Identify each line holding the string "https" and copy it.

### Given entries
___

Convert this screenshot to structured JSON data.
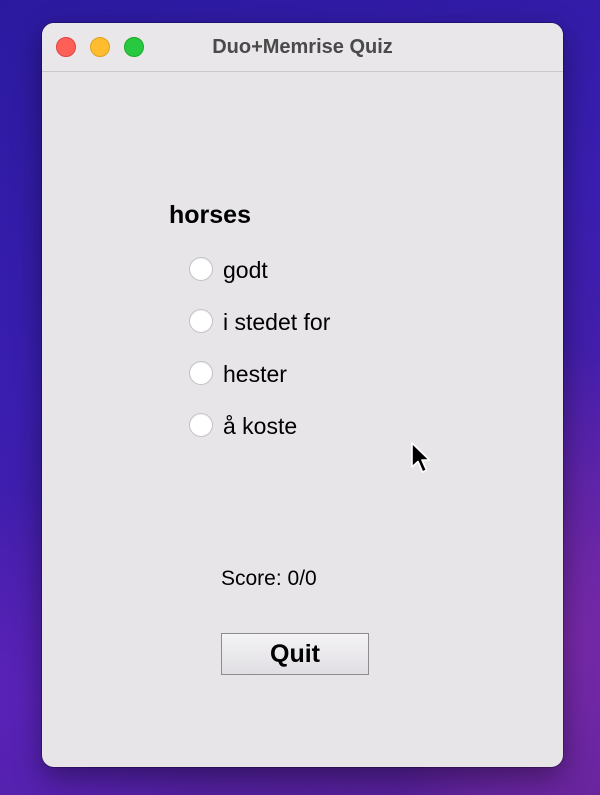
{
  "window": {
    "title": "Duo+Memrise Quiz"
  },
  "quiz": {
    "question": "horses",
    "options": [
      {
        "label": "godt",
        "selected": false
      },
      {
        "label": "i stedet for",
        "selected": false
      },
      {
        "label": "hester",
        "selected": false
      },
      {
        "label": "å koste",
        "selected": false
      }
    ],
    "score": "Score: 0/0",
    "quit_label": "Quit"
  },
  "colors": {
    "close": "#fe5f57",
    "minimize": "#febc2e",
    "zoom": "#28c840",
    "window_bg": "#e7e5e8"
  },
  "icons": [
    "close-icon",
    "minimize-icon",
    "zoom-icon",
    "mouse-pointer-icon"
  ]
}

___

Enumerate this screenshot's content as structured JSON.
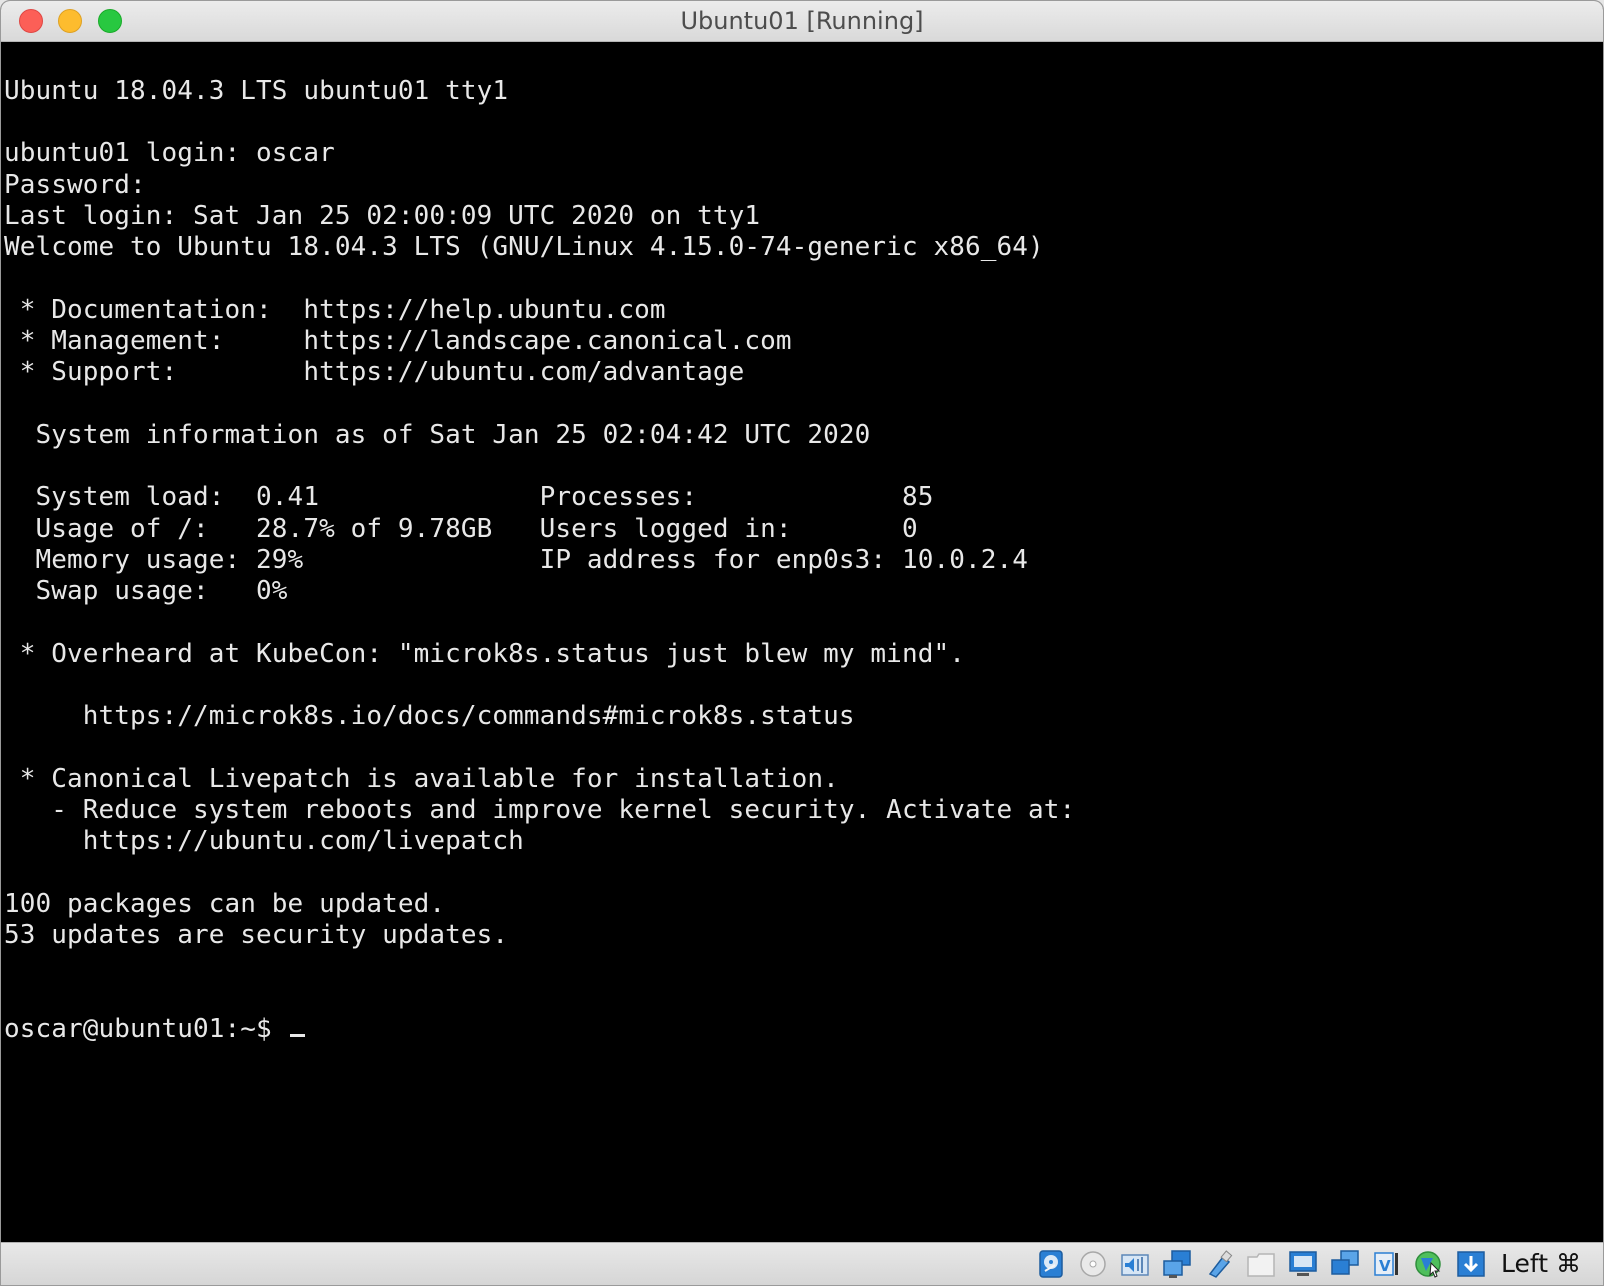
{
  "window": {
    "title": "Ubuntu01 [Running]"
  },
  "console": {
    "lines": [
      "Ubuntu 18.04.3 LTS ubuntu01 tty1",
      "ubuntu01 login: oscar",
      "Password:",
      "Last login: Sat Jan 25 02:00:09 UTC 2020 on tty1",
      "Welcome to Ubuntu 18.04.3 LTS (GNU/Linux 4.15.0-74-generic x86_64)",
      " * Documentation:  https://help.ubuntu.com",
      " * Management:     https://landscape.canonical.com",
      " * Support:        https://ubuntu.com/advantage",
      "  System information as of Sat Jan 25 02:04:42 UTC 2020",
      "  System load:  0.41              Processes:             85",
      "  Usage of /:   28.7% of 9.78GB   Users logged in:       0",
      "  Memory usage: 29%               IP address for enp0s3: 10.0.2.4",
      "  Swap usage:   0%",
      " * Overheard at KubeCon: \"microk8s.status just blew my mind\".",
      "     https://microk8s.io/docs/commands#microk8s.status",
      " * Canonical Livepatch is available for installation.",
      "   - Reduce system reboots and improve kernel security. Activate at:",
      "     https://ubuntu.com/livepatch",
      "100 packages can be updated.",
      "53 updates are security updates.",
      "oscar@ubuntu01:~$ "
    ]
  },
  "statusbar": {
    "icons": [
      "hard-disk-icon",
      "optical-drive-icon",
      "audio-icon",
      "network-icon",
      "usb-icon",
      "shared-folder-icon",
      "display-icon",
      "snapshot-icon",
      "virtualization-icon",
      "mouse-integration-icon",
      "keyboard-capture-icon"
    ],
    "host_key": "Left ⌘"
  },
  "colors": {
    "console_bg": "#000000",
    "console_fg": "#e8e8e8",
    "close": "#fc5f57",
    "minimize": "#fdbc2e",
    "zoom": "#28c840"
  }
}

___

### Answer to this exercise
      " * Documentation:  https://help.ubuntu.com",
      " * Management:     https://landscape.canonical.com",
      " * Support:        https://ubuntu.com/advantage",
      "     https://microk8s.io/docs/commands#microk8s.status",
      "     https://ubuntu.com/livepatch",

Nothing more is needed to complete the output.